Data entries:
_ _ _
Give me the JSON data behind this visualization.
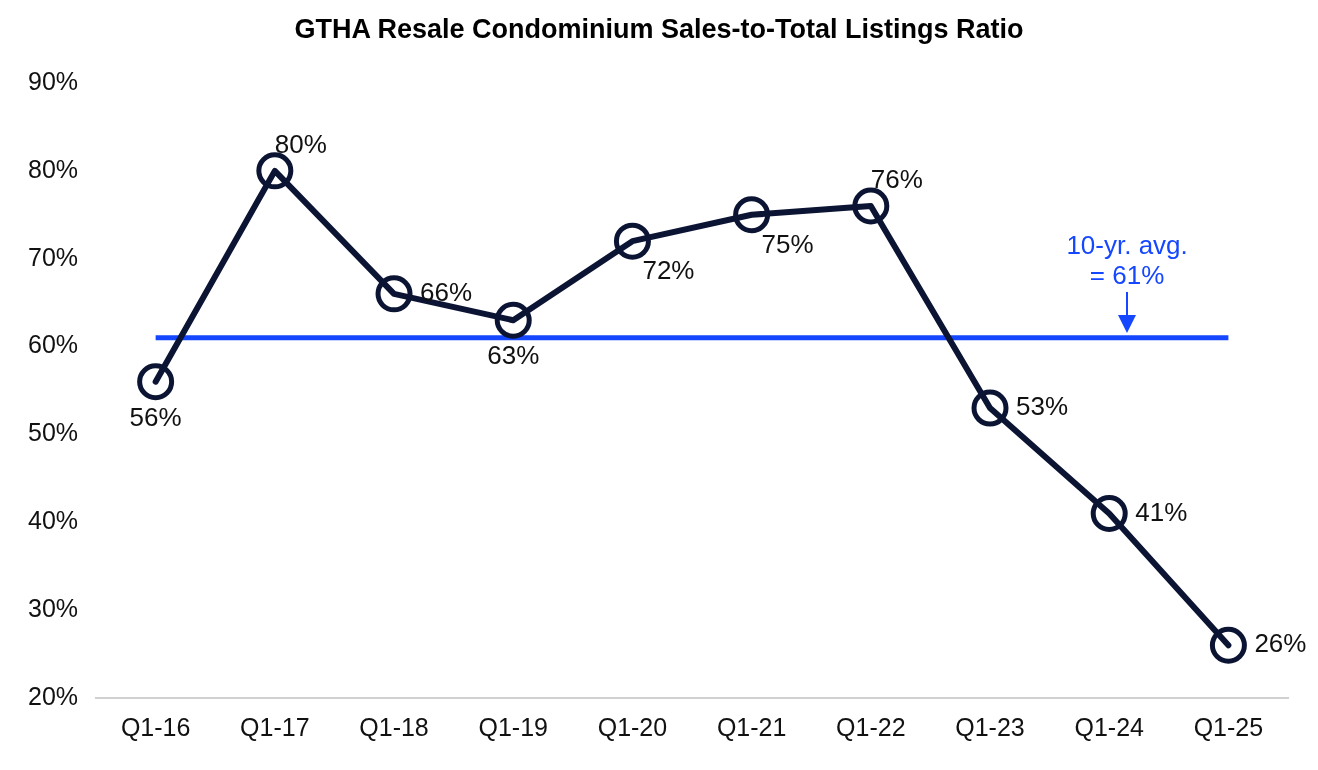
{
  "chart_data": {
    "type": "line",
    "title": "GTHA Resale Condominium Sales-to-Total Listings Ratio",
    "categories": [
      "Q1-16",
      "Q1-17",
      "Q1-18",
      "Q1-19",
      "Q1-20",
      "Q1-21",
      "Q1-22",
      "Q1-23",
      "Q1-24",
      "Q1-25"
    ],
    "series": [
      {
        "color": "#0b1433",
        "values": [
          56,
          80,
          66,
          63,
          72,
          75,
          76,
          53,
          41,
          26
        ]
      }
    ],
    "ylim": [
      20,
      90
    ],
    "yticks": [
      {
        "value": 20,
        "label": "20%"
      },
      {
        "value": 30,
        "label": "30%"
      },
      {
        "value": 40,
        "label": "40%"
      },
      {
        "value": 50,
        "label": "50%"
      },
      {
        "value": 60,
        "label": "60%"
      },
      {
        "value": 70,
        "label": "70%"
      },
      {
        "value": 80,
        "label": "80%"
      },
      {
        "value": 90,
        "label": "90%"
      }
    ],
    "ref_lines": [
      {
        "axis": "y",
        "value": 61,
        "label": "10-yr. avg. = 61%",
        "color": "#1447ff"
      }
    ],
    "value_labels": [
      [
        "56%",
        "80%",
        "66%",
        "63%",
        "72%",
        "75%",
        "76%",
        "53%",
        "41%",
        "26%"
      ]
    ],
    "grid": false,
    "legend": false,
    "marker": "circle",
    "line_style": "solid"
  }
}
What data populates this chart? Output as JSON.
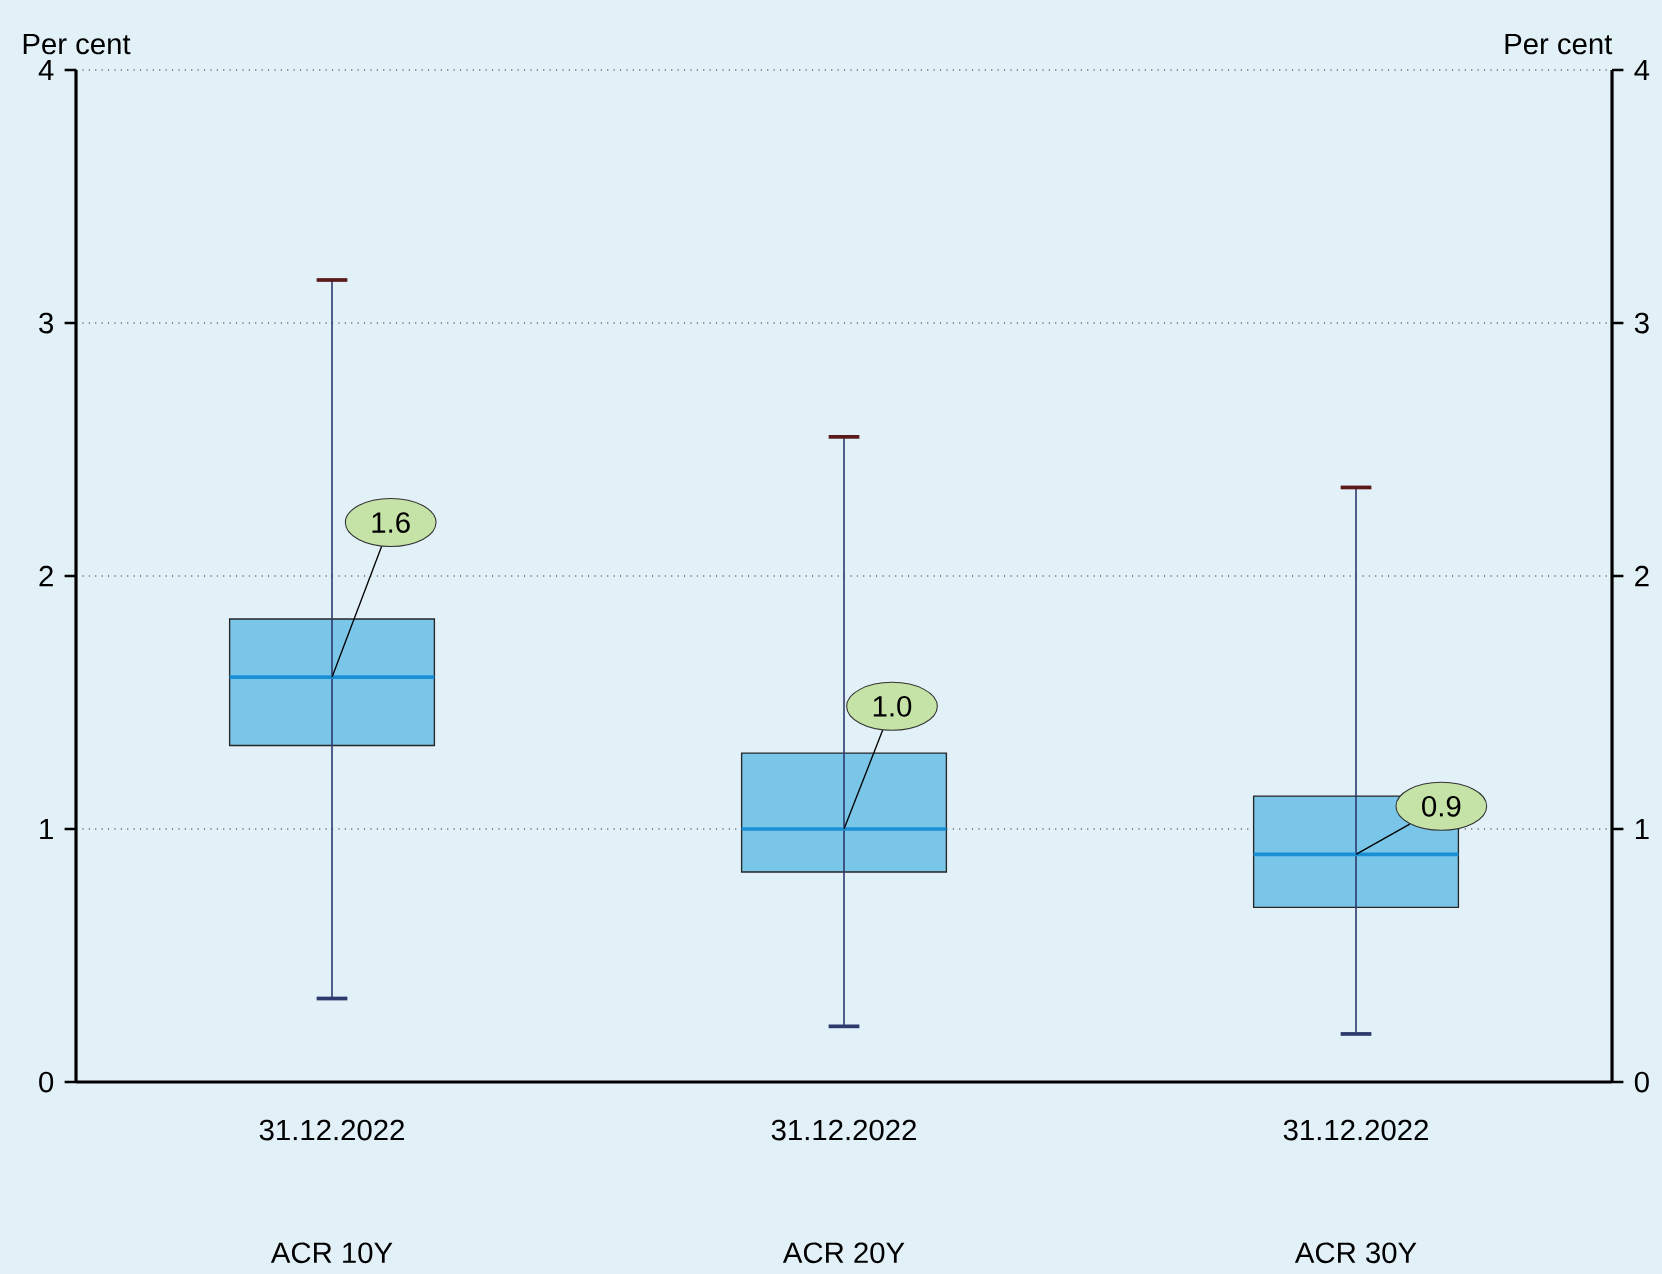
{
  "chart_data": {
    "type": "box",
    "categories": [
      "ACR 10Y",
      "ACR 20Y",
      "ACR 30Y"
    ],
    "boxes": [
      {
        "low": 0.33,
        "q1": 1.33,
        "median": 1.6,
        "q3": 1.83,
        "high": 3.17
      },
      {
        "low": 0.22,
        "q1": 0.83,
        "median": 1.0,
        "q3": 1.3,
        "high": 2.55
      },
      {
        "low": 0.19,
        "q1": 0.69,
        "median": 0.9,
        "q3": 1.13,
        "high": 2.35
      }
    ],
    "color": "#7ac6e8",
    "ylabel": "Per cent",
    "y2label": "Per cent",
    "ylim": [
      0,
      4
    ],
    "yticks": [
      0,
      1,
      2,
      3,
      4
    ],
    "y2lim": [
      0,
      4
    ],
    "y2ticks": [
      0,
      1,
      2,
      3,
      4
    ],
    "grid": "y",
    "annotations": [
      "31.12.2022",
      "31.12.2022",
      "31.12.2022",
      {
        "text": "1.6",
        "x": "ACR 10Y",
        "y": 1.6
      },
      {
        "text": "1.0",
        "x": "ACR 20Y",
        "y": 1.0
      },
      {
        "text": "0.9",
        "x": "ACR 30Y",
        "y": 0.9
      }
    ]
  }
}
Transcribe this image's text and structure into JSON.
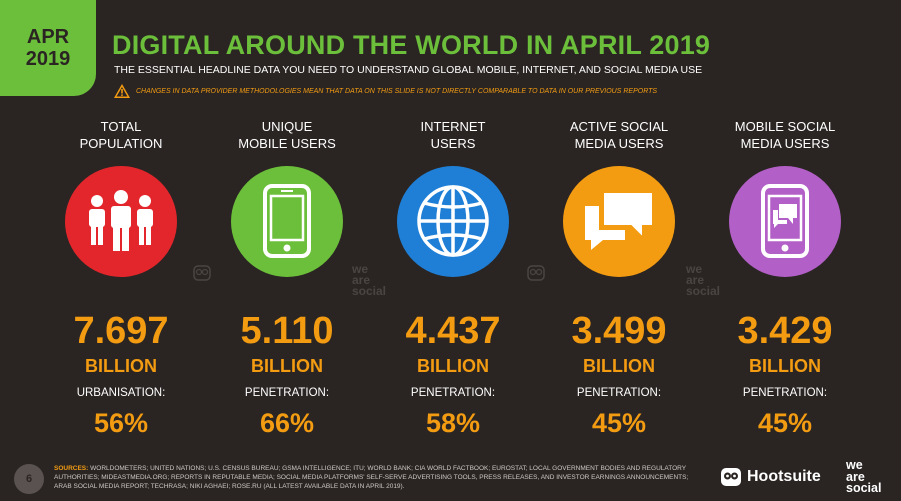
{
  "badge": {
    "month": "APR",
    "year": "2019"
  },
  "title": "DIGITAL AROUND THE WORLD IN APRIL 2019",
  "subtitle": "THE ESSENTIAL HEADLINE DATA YOU NEED TO UNDERSTAND GLOBAL MOBILE, INTERNET, AND SOCIAL MEDIA USE",
  "warning": "CHANGES IN DATA PROVIDER METHODOLOGIES MEAN THAT DATA ON THIS SLIDE IS NOT DIRECTLY COMPARABLE TO DATA IN OUR PREVIOUS REPORTS",
  "columns": [
    {
      "label1": "TOTAL",
      "label2": "POPULATION",
      "icon": "people-icon",
      "color": "#e3262b",
      "value": "7.697",
      "unit": "BILLION",
      "metric": "URBANISATION:",
      "pct": "56%"
    },
    {
      "label1": "UNIQUE",
      "label2": "MOBILE USERS",
      "icon": "mobile-phone-icon",
      "color": "#6cbf3a",
      "value": "5.110",
      "unit": "BILLION",
      "metric": "PENETRATION:",
      "pct": "66%"
    },
    {
      "label1": "INTERNET",
      "label2": "USERS",
      "icon": "globe-icon",
      "color": "#1f7fd6",
      "value": "4.437",
      "unit": "BILLION",
      "metric": "PENETRATION:",
      "pct": "58%"
    },
    {
      "label1": "ACTIVE SOCIAL",
      "label2": "MEDIA USERS",
      "icon": "chat-bubbles-icon",
      "color": "#f39c12",
      "value": "3.499",
      "unit": "BILLION",
      "metric": "PENETRATION:",
      "pct": "45%"
    },
    {
      "label1": "MOBILE SOCIAL",
      "label2": "MEDIA USERS",
      "icon": "phone-chat-icon",
      "color": "#b25fc7",
      "value": "3.429",
      "unit": "BILLION",
      "metric": "PENETRATION:",
      "pct": "45%"
    }
  ],
  "watermark": {
    "line1": "we",
    "line2": "are",
    "line3": "social"
  },
  "footer": {
    "page": "6",
    "sources_label": "SOURCES:",
    "sources": "WORLDOMETERS; UNITED NATIONS; U.S. CENSUS BUREAU; GSMA INTELLIGENCE; ITU; WORLD BANK; CIA WORLD FACTBOOK; EUROSTAT; LOCAL GOVERNMENT BODIES AND REGULATORY AUTHORITIES; MIDEASTMEDIA.ORG; REPORTS IN REPUTABLE MEDIA; SOCIAL MEDIA PLATFORMS' SELF-SERVE ADVERTISING TOOLS, PRESS RELEASES, AND INVESTOR EARNINGS ANNOUNCEMENTS; ARAB SOCIAL MEDIA REPORT; TECHRASA; NIKI AGHAEI; ROSE.RU (ALL LATEST AVAILABLE DATA IN APRIL 2019).",
    "hootsuite": "Hootsuite",
    "was1": "we",
    "was2": "are",
    "was3": "social"
  }
}
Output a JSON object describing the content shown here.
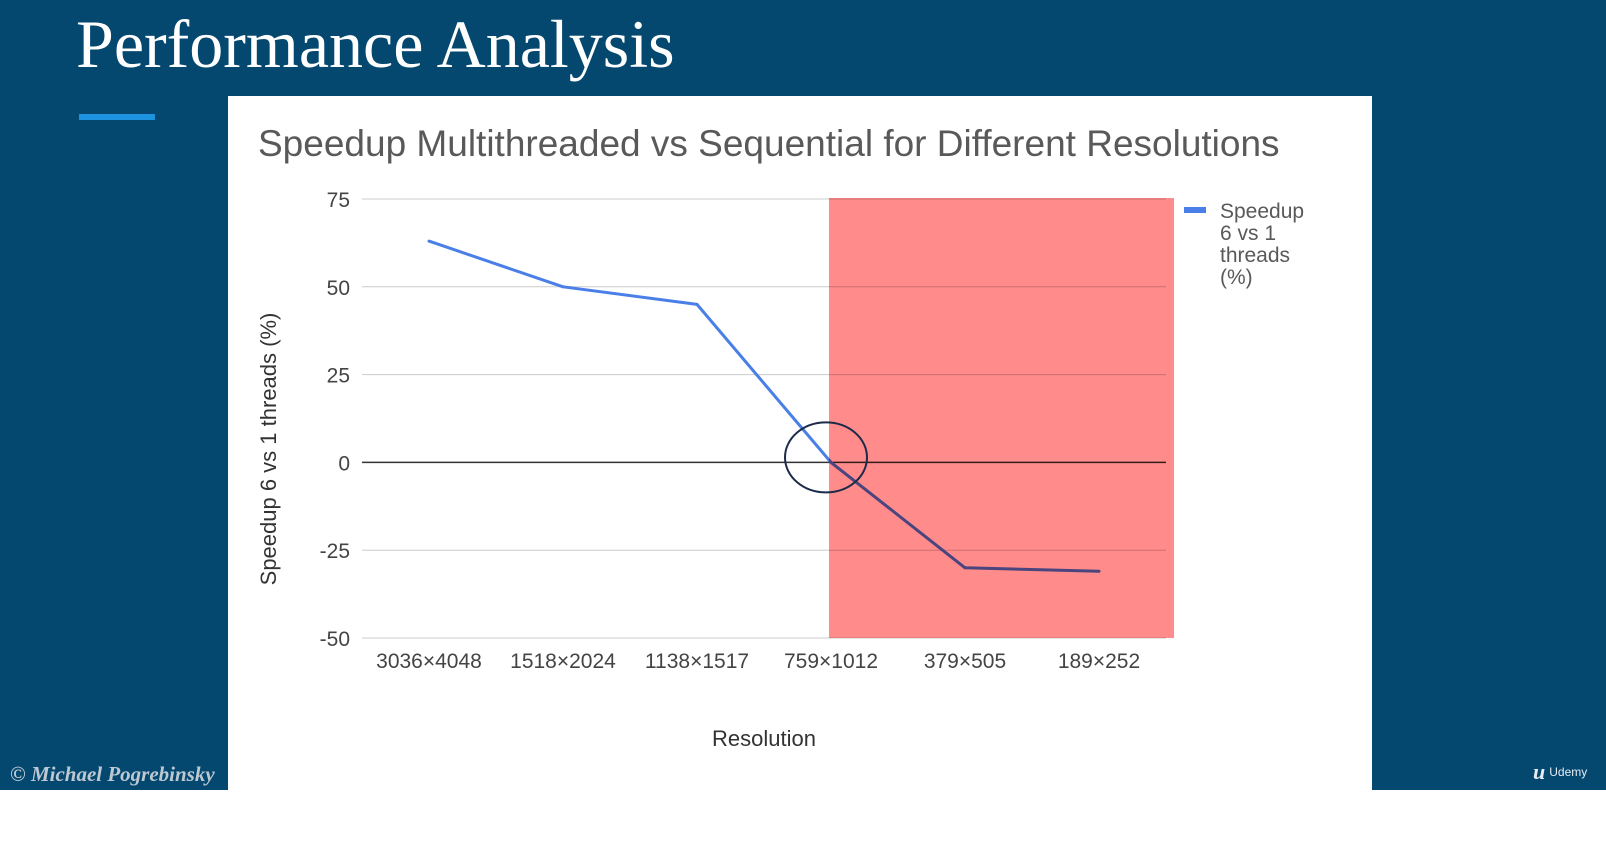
{
  "slide": {
    "title": "Performance Analysis",
    "copyright": "© Michael Pogrebinsky",
    "brand": {
      "mark": "u",
      "name": "Udemy"
    }
  },
  "colors": {
    "slide_background": "#04476f",
    "accent": "#1d93e0",
    "series_line": "#4a7fe8",
    "highlight_region": "#ff8787",
    "annotation_circle": "#1c2b4a"
  },
  "chart_data": {
    "type": "line",
    "title": "Speedup Multithreaded vs Sequential for Different Resolutions",
    "xlabel": "Resolution",
    "ylabel": "Speedup 6 vs 1 threads (%)",
    "categories": [
      "3036×4048",
      "1518×2024",
      "1138×1517",
      "759×1012",
      "379×505",
      "189×252"
    ],
    "series": [
      {
        "name": "Speedup 6 vs 1 threads (%)",
        "values": [
          63,
          50,
          45,
          0,
          -30,
          -31
        ]
      }
    ],
    "ylim": [
      -50,
      75
    ],
    "yticks": [
      "75",
      "50",
      "25",
      "0",
      "-25",
      "-50"
    ],
    "grid": true,
    "legend": "right",
    "highlight_region": {
      "from_category": "759×1012",
      "to": "right-edge"
    },
    "annotation": {
      "type": "circle",
      "at_category": "759×1012",
      "value": 0
    }
  }
}
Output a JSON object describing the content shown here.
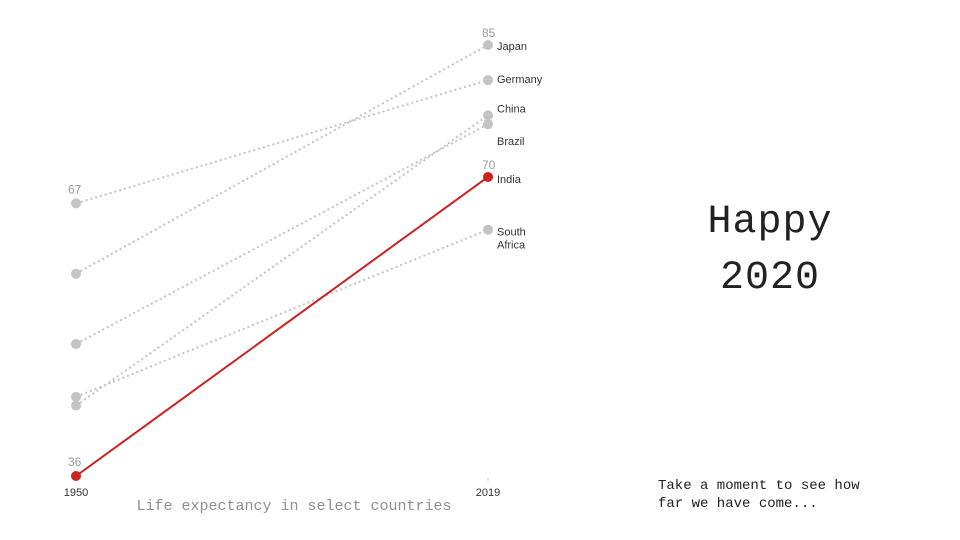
{
  "chart_data": {
    "type": "line",
    "subtype": "slope",
    "title": "",
    "caption": "Life expectancy in select countries",
    "x": [
      "1950",
      "2019"
    ],
    "ylim": [
      36,
      85
    ],
    "grid": false,
    "series": [
      {
        "name": "Japan",
        "values": [
          59,
          85
        ],
        "color": "#c4c4c4",
        "highlight": false
      },
      {
        "name": "Germany",
        "values": [
          67,
          81
        ],
        "color": "#c4c4c4",
        "highlight": false
      },
      {
        "name": "China",
        "values": [
          44,
          77
        ],
        "color": "#c4c4c4",
        "highlight": false
      },
      {
        "name": "Brazil",
        "values": [
          51,
          76
        ],
        "color": "#c4c4c4",
        "highlight": false
      },
      {
        "name": "India",
        "values": [
          36,
          70
        ],
        "color": "#cc2222",
        "highlight": true
      },
      {
        "name": "South Africa",
        "values": [
          45,
          64
        ],
        "color": "#c4c4c4",
        "highlight": false
      }
    ],
    "value_labels": {
      "start": [
        67,
        36
      ],
      "end": [
        85,
        70
      ]
    }
  },
  "headline": {
    "line1": "Happy",
    "line2": "2020"
  },
  "note": "Take a moment to see how\nfar we have come..."
}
_ _ _
__Written instruction__:
Pull out every line in the material above where "JSON" occurs.

__Written solution__:
Give me the JSON data behind this visualization.
What data populates this chart? Output as JSON.
Transcribe this image's text and structure into JSON.
Output a JSON object describing the content shown here.
Output a JSON object describing the content shown here.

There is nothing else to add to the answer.